| Stated exercise |
Find each line with the word "text" and say how many there are, nothing else.

| Listed records |
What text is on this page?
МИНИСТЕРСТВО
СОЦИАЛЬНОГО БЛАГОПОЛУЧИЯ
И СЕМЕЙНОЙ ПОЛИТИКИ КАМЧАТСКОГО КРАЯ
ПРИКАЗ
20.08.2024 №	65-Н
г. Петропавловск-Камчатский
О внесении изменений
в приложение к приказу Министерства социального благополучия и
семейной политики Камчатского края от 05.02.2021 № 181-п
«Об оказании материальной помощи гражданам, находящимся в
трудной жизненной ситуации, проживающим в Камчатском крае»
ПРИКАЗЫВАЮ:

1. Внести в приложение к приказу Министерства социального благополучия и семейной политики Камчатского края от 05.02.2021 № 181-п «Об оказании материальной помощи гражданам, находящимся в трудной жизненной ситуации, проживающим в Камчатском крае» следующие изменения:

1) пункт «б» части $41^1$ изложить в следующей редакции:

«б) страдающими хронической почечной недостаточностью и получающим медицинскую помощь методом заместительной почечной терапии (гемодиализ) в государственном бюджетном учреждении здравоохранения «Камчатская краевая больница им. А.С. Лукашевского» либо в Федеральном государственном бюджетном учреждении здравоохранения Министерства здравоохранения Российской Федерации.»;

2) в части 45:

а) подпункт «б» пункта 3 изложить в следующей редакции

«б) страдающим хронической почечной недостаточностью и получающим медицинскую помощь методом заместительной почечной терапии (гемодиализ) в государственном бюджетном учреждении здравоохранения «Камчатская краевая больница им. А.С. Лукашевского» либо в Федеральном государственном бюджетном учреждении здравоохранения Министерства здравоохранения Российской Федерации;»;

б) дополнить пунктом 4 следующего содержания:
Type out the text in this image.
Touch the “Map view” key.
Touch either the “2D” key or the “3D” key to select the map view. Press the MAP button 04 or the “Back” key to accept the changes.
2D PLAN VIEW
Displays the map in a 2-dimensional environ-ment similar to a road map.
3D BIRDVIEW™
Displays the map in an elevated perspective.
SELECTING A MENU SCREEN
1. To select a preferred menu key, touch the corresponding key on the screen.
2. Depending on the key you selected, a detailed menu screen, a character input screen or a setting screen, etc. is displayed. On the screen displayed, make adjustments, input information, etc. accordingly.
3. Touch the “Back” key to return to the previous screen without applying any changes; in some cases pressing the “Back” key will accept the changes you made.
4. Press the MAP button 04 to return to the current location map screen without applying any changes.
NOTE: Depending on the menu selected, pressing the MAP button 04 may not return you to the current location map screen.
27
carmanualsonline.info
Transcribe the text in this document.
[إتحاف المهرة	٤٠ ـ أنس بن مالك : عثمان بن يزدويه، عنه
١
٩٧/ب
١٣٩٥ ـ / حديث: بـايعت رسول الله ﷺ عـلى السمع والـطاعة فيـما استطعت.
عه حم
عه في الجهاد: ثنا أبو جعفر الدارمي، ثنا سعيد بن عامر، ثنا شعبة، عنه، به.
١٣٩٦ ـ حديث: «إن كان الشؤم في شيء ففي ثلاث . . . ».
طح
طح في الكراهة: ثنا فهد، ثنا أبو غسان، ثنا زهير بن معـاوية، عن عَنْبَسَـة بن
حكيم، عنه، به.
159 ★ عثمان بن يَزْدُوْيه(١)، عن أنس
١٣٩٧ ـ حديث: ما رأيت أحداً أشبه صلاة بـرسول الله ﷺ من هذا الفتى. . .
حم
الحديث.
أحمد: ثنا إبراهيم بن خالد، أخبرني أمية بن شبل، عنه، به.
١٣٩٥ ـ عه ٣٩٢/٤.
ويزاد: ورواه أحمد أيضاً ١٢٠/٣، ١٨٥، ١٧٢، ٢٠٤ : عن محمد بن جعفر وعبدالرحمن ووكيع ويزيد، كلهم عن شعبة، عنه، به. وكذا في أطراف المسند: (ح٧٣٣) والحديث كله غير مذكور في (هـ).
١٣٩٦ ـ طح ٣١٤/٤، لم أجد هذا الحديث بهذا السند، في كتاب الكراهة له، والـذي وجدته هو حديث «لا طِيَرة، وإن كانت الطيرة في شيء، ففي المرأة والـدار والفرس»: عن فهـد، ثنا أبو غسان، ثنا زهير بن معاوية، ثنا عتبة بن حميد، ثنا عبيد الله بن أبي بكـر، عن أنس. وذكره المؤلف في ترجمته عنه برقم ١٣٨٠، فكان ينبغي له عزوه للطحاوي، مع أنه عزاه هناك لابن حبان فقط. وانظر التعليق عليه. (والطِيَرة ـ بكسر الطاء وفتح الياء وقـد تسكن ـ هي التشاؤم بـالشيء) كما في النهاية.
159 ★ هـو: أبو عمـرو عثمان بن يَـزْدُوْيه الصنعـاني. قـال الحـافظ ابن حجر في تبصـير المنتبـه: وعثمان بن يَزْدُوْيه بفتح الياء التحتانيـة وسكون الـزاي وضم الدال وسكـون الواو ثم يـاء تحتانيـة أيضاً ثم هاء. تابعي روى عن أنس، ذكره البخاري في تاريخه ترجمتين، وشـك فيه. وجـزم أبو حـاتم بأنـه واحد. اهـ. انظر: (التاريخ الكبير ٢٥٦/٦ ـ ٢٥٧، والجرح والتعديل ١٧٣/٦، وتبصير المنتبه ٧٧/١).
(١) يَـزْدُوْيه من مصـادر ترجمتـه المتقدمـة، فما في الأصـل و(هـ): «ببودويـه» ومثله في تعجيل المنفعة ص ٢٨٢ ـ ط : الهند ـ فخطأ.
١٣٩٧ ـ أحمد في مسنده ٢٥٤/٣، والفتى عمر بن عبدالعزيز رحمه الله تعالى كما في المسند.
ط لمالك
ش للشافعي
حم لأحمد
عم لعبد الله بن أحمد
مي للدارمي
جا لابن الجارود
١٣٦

| Solution |
3